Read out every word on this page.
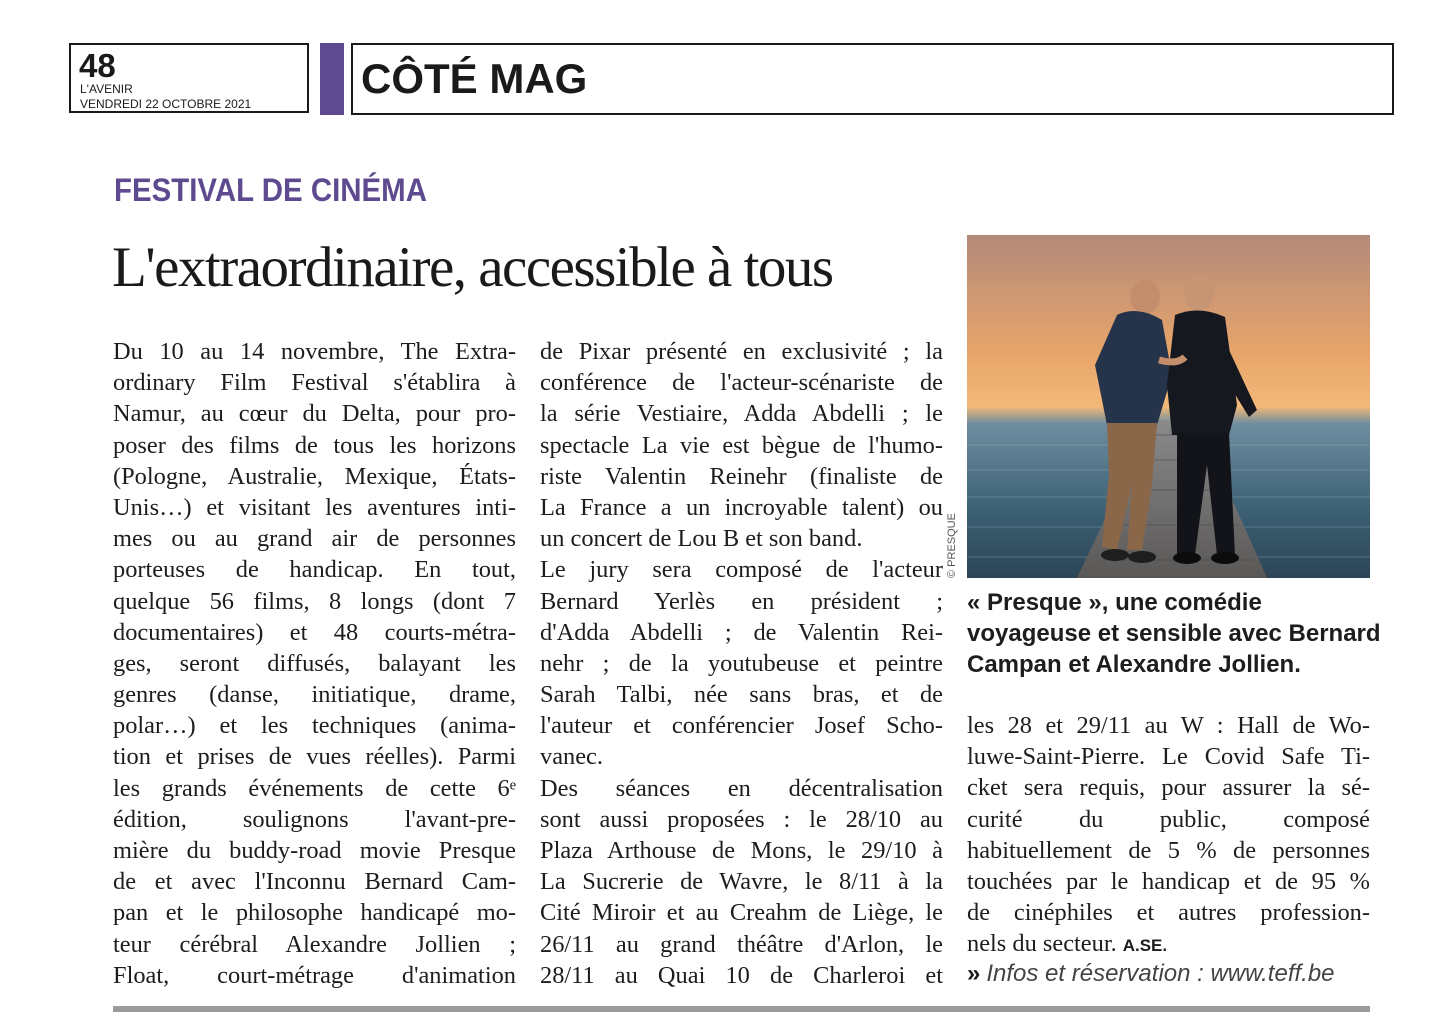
48
L'AVENIR
VENDREDI 22 OCTOBRE 2021
CÔTÉ MAG
FESTIVAL DE CINÉMA
L'extraordinaire, accessible à tous
Du 10 au 14 novembre, The Extra-
ordinary Film Festival s'établira à
Namur, au cœur du Delta, pour pro-
poser des films de tous les horizons
(Pologne, Australie, Mexique, États-
Unis…) et visitant les aventures inti-
mes ou au grand air de personnes
porteuses de handicap. En tout,
quelque 56 films, 8 longs (dont 7
documentaires) et 48 courts-métra-
ges, seront diffusés, balayant les
genres (danse, initiatique, drame,
polar…) et les techniques (anima-
tion et prises de vues réelles). Parmi
les grands événements de cette 6ᵉ
édition, soulignons l'avant-pre-
mière du buddy-road movie Presque
de et avec l'Inconnu Bernard Cam-
pan et le philosophe handicapé mo-
teur cérébral Alexandre Jollien ;
Float, court-métrage d'animation
de Pixar présenté en exclusivité ; la
conférence de l'acteur-scénariste de
la série Vestiaire, Adda Abdelli ; le
spectacle La vie est bègue de l'humo-
riste Valentin Reinehr (finaliste de
La France a un incroyable talent) ou
un concert de Lou B et son band.
Le jury sera composé de l'acteur
Bernard Yerlès en président ;
d'Adda Abdelli ; de Valentin Rei-
nehr ; de la youtubeuse et peintre
Sarah Talbi, née sans bras, et de
l'auteur et conférencier Josef Scho-
vanec.
Des séances en décentralisation
sont aussi proposées : le 28/10 au
Plaza Arthouse de Mons, le 29/10 à
La Sucrerie de Wavre, le 8/11 à la
Cité Miroir et au Creahm de Liège, le
26/11 au grand théâtre d'Arlon, le
28/11 au Quai 10 de Charleroi et
© PRESQUE
« Presque », une comédie
voyageuse et sensible avec Bernard
Campan et Alexandre Jollien.
les 28 et 29/11 au W : Hall de Wo-
luwe-Saint-Pierre. Le Covid Safe Ti-
cket sera requis, pour assurer la sé-
curité du public, composé
habituellement de 5 % de personnes
touchées par le handicap et de 95 %
de cinéphiles et autres profession-
nels du secteur. A.SE.
» Infos et réservation : www.teff.be
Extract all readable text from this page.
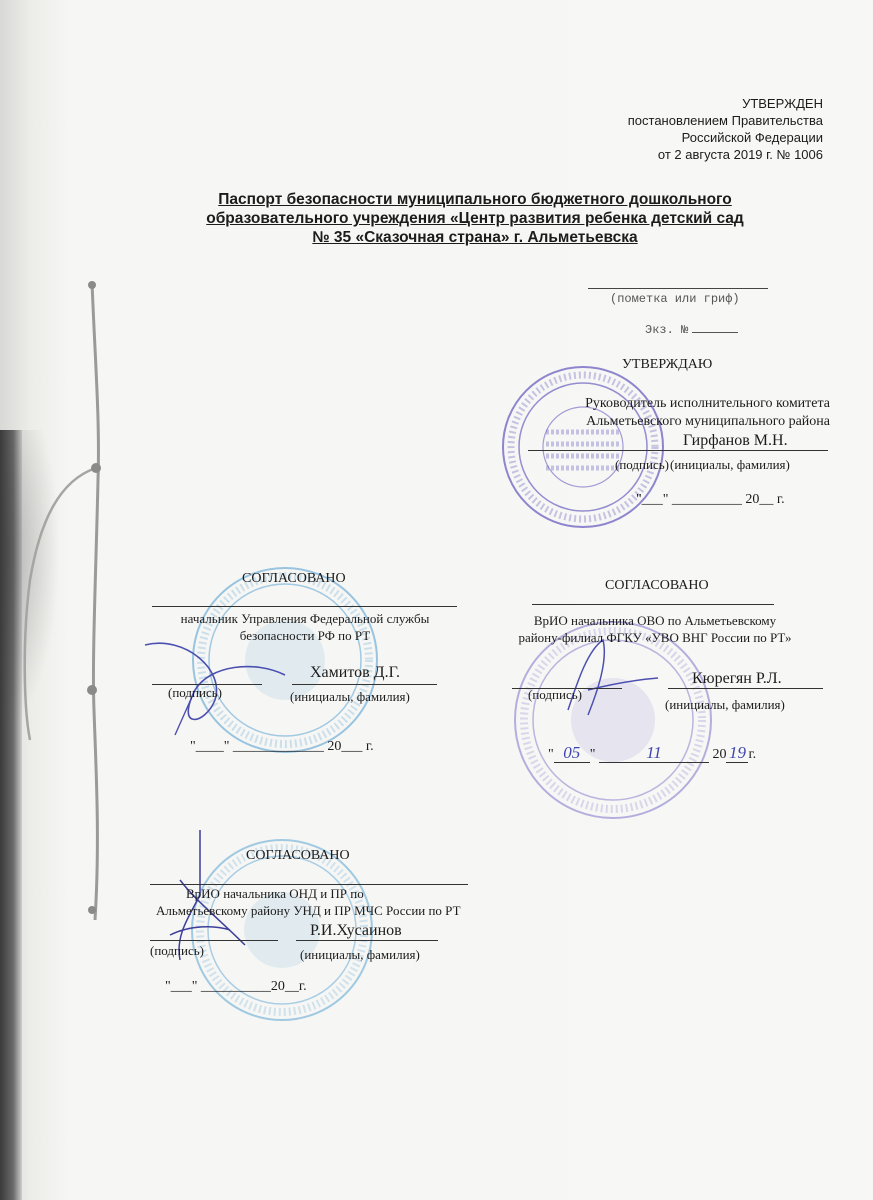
УТВЕРЖДЕН
постановлением Правительства
Российской Федерации
от 2 августа 2019 г. № 1006
Паспорт безопасности муниципального бюджетного дошкольного
образовательного учреждения «Центр развития ребенка детский сад
№ 35 «Сказочная страна» г. Альметьевска
(пометка или гриф)
Экз. №
УТВЕРЖДАЮ
Руководитель исполнительного комитета
Альметьевского муниципального района
Гирфанов М.Н.
(подпись) (инициалы, фамилия)
"___" __________ 20__ г.
СОГЛАСОВАНО
начальник Управления Федеральной службы
безопасности РФ по РТ
Хамитов Д.Г.
(подпись)	(инициалы, фамилия)
"____" _____________ 20___ г.
СОГЛАСОВАНО
ВрИО начальника ОВО по Альметьевскому
району-филиал ФГКУ «УВО ВНГ России по РТ»
Кюрегян Р.Л.
(подпись)
(инициалы, фамилия)
" 05 "	11	20 19 г.
СОГЛАСОВАНО
ВрИО начальника ОНД и ПР по
Альметьевскому району УНД и ПР МЧС России по РТ
Р.И.Хусаинов
(подпись)	(инициалы, фамилия)
"___" __________20__г.
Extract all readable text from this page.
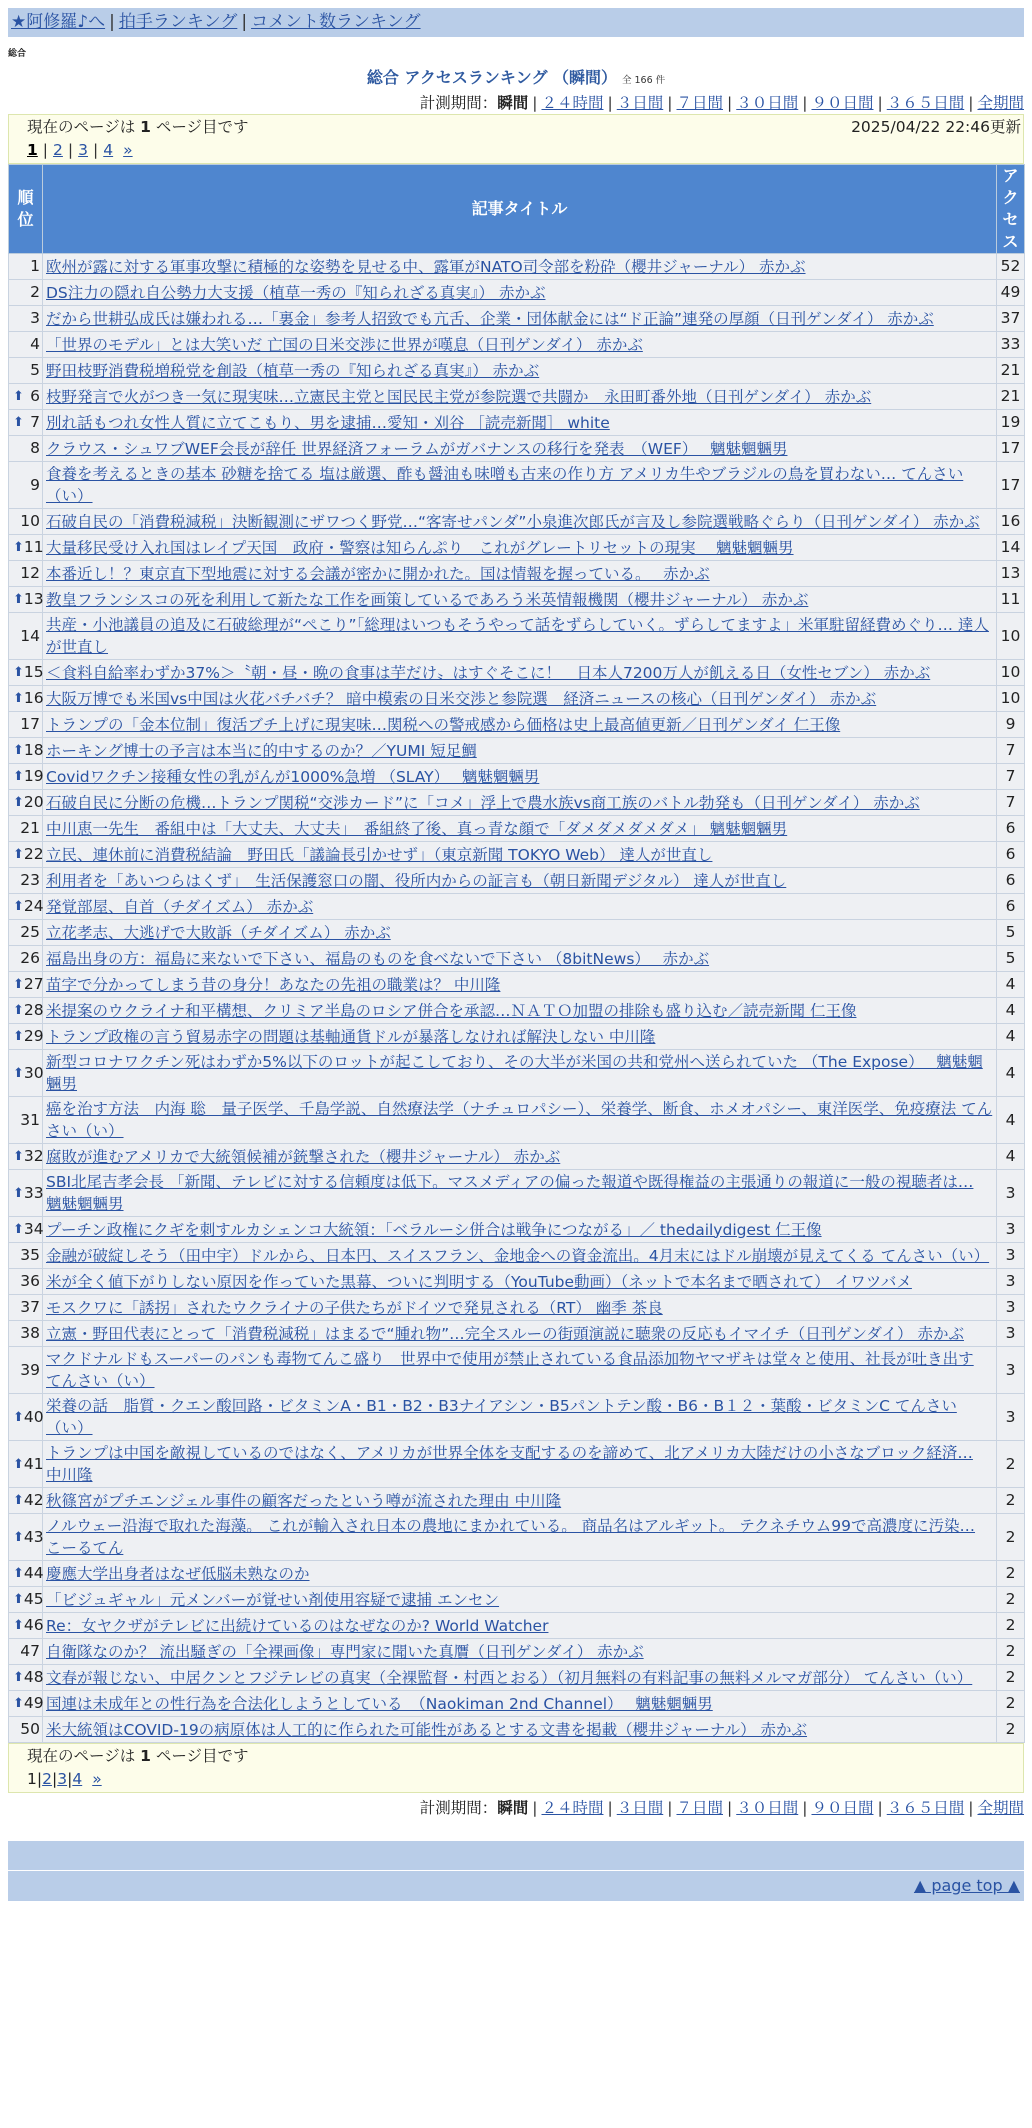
★阿修羅♪へ | 拍手ランキング | コメント数ランキング
総合
総合 アクセスランキング （瞬間） 全 166 件
計測期間：瞬間 | ２４時間 | ３日間 | ７日間 | ３０日間 | ９０日間 | ３６５日間 | 全期間
現在のページは 1 ページ目です	2025/04/22 22:46更新
1 | 2 | 3 | 4 »
順位	記事タイトル	アクセス
1	欧州が露に対する軍事攻撃に積極的な姿勢を見せる中、露軍がNATO司令部を粉砕（櫻井ジャーナル） 赤かぶ	52
2	DS注力の隠れ自公勢力大支援（植草一秀の『知られざる真実』） 赤かぶ	49
3	だから世耕弘成氏は嫌われる…「裏金」参考人招致でも亢舌、企業・団体献金には“ド正論”連発の厚顔（日刊ゲンダイ） 赤かぶ	37
4	「世界のモデル」とは大笑いだ 亡国の日米交渉に世界が嘆息（日刊ゲンダイ） 赤かぶ	33
5	野田枝野消費税増税党を創設（植草一秀の『知られざる真実』） 赤かぶ	21

⬆ 6	枝野発言で火がつき一気に現実味…立憲民主党と国民民主党が参院選で共闘か　永田町番外地（日刊ゲンダイ） 赤かぶ	21

⬆ 7	別れ話もつれ女性人質に立てこもり、男を逮捕…愛知・刈谷 ［読売新聞］ white	19
8	クラウス・シュワブWEF会長が辞任 世界経済フォーラムがガバナンスの移行を発表　（WEF）　 魑魅魍魎男	17
9	食養を考えるときの基本 砂糖を捨てる 塩は厳選、酢も醤油も味噌も古来の作り方 アメリカ牛やブラジルの鳥を買わない… てんさい（い）	17
10	石破自民の「消費税減税」決断観測にザワつく野党…“客寄せパンダ”小泉進次郎氏が言及し参院選戦略ぐらり（日刊ゲンダイ） 赤かぶ	16

⬆ 11	大量移民受け入れ国はレイプ天国　政府・警察は知らんぷり　これがグレートリセットの現実　 魑魅魍魎男	14
12	本番近し！？東京直下型地震に対する会議が密かに開かれた。国は情報を握っている。　 赤かぶ	13

⬆ 13	教皇フランシスコの死を利用して新たな工作を画策しているであろう米英情報機関（櫻井ジャーナル） 赤かぶ	11
14	共産・小池議員の追及に石破総理が“ぺこり”「総理はいつもそうやって話をずらしていく。ずらしてますよ」米軍駐留経費めぐり… 達人が世直し	10

⬆ 15	＜食料自給率わずか37%＞〝朝・昼・晩の食事は芋だけ〟はすぐそこに！　日本人7200万人が飢える日（女性セブン） 赤かぶ	10

⬆ 16	大阪万博でも米国vs中国は火花バチバチ？ 暗中模索の日米交渉と参院選　経済ニュースの核心（日刊ゲンダイ） 赤かぶ	10
17	トランプの「金本位制」復活ブチ上げに現実味…関税への警戒感から価格は史上最高値更新／日刊ゲンダイ 仁王像	9

⬆ 18	ホーキング博士の予言は本当に的中するのか？／YUMI 短足鯛	7

⬆ 19	Covidワクチン接種女性の乳がんが1000%急増 （SLAY）　 魑魅魍魎男	7

⬆ 20	石破自民に分断の危機…トランプ関税“交渉カード”に「コメ」浮上で農水族vs商工族のバトル勃発も（日刊ゲンダイ） 赤かぶ	7
21	中川恵一先生　番組中は「大丈夫、大丈夫」　番組終了後、真っ青な顔で「ダメダメダメダメ」 魑魅魍魎男	6

⬆ 22	立民、連休前に消費税結論　野田氏「議論長引かせず」（東京新聞 TOKYO Web） 達人が世直し	6
23	利用者を「あいつらはくず」　生活保護窓口の闇、役所内からの証言も（朝日新聞デジタル） 達人が世直し	6

⬆ 24	発覚部屋、自首（チダイズム） 赤かぶ	6
25	立花孝志、大逃げで大敗訴（チダイズム） 赤かぶ	5
26	福島出身の方：福島に来ないで下さい、福島のものを食べないで下さい （8bitNews）　 赤かぶ	5

⬆ 27	苗字で分かってしまう昔の身分！あなたの先祖の職業は？ 中川隆	4

⬆ 28	米提案のウクライナ和平構想、クリミア半島のロシア併合を承認…ＮＡＴＯ加盟の排除も盛り込む／読売新聞 仁王像	4

⬆ 29	トランプ政権の言う貿易赤字の問題は基軸通貨ドルが暴落しなければ解決しない 中川隆	4

⬆ 30	新型コロナワクチン死はわずか5%以下のロットが起こしており、その大半が米国の共和党州へ送られていた （The Expose）　 魑魅魍魎男	4
31	癌を治す方法　内海 聡　量子医学、千島学説、自然療法学（ナチュロパシー）、栄養学、断食、ホメオパシー、東洋医学、免疫療法 てんさい（い）	4

⬆ 32	腐敗が進むアメリカで大統領候補が銃撃された（櫻井ジャーナル） 赤かぶ	4

⬆ 33	SBI北尾吉孝会長 「新聞、テレビに対する信頼度は低下。マスメディアの偏った報道や既得権益の主張通りの報道に一般の視聴者は… 魑魅魍魎男	3

⬆ 34	プーチン政権にクギを刺すルカシェンコ大統領：「ベラルーシ併合は戦争につながる」／ thedailydigest 仁王像	3
35	金融が破綻しそう（田中宇）ドルから、日本円、スイスフラン、金地金への資金流出。4月末にはドル崩壊が見えてくる てんさい（い）	3
36	米が全く値下がりしない原因を作っていた黒幕、ついに判明する（YouTube動画）（ネットで本名まで晒されて） イワツバメ	3
37	モスクワに「誘拐」されたウクライナの子供たちがドイツで発見される（RT） 幽季 茶良	3
38	立憲・野田代表にとって「消費税減税」はまるで“腫れ物”…完全スルーの街頭演説に聴衆の反応もイマイチ（日刊ゲンダイ） 赤かぶ	3
39	マクドナルドもスーパーのパンも毒物てんこ盛り　世界中で使用が禁止されている食品添加物ヤマザキは堂々と使用、社長が吐き出す てんさい（い）	3

⬆ 40	栄養の話　脂質・クエン酸回路・ビタミンA・B1・B2・B3ナイアシン・B5パントテン酸・B6・B１２・葉酸・ビタミンC てんさい（い）	3

⬆ 41	トランプは中国を敵視しているのではなく、アメリカが世界全体を支配するのを諦めて、北アメリカ大陸だけの小さなブロック経済… 中川隆	2

⬆ 42	秋篠宮がプチエンジェル事件の顧客だったという噂が流された理由 中川隆	2

⬆ 43	ノルウェー沿海で取れた海藻。 これが輸入され日本の農地にまかれている。 商品名はアルギット。 テクネチウム99で高濃度に汚染… こーるてん	2

⬆ 44	慶應大学出身者はなぜ低脳未熟なのか	2

⬆ 45	「ビジュギャル」元メンバーが覚せい剤使用容疑で逮捕 エンセン	2

⬆ 46	Re：女ヤクザがテレビに出続けているのはなぜなのか? World Watcher	2
47	自衛隊なのか？ 流出騒ぎの「全裸画像」専門家に聞いた真贋（日刊ゲンダイ） 赤かぶ	2

⬆ 48	文春が報じない、中居クンとフジテレビの真実（全裸監督・村西とおる）（初月無料の有料記事の無料メルマガ部分） てんさい（い）	2

⬆ 49	国連は未成年との性行為を合法化しようとしている　（Naokiman 2nd Channel）　 魑魅魍魎男	2
50	米大統領はCOVID-19の病原体は人工的に作られた可能性があるとする文書を掲載（櫻井ジャーナル） 赤かぶ	2
現在のページは 1 ページ目です
1|2|3|4 »
計測期間：瞬間 | ２４時間 | ３日間 | ７日間 | ３０日間 | ９０日間 | ３６５日間 | 全期間
▲ page top ▲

☆ ☆ ☆

■ **Stated exercise**
For the listing above, identify each line bearing "подпись".

■ **Answer to this problem**
(подпись) (инициалы, фамилия)
(подпись)	(инициалы, фамилия)
(подпись)
(подпись)	(инициалы, фамилия)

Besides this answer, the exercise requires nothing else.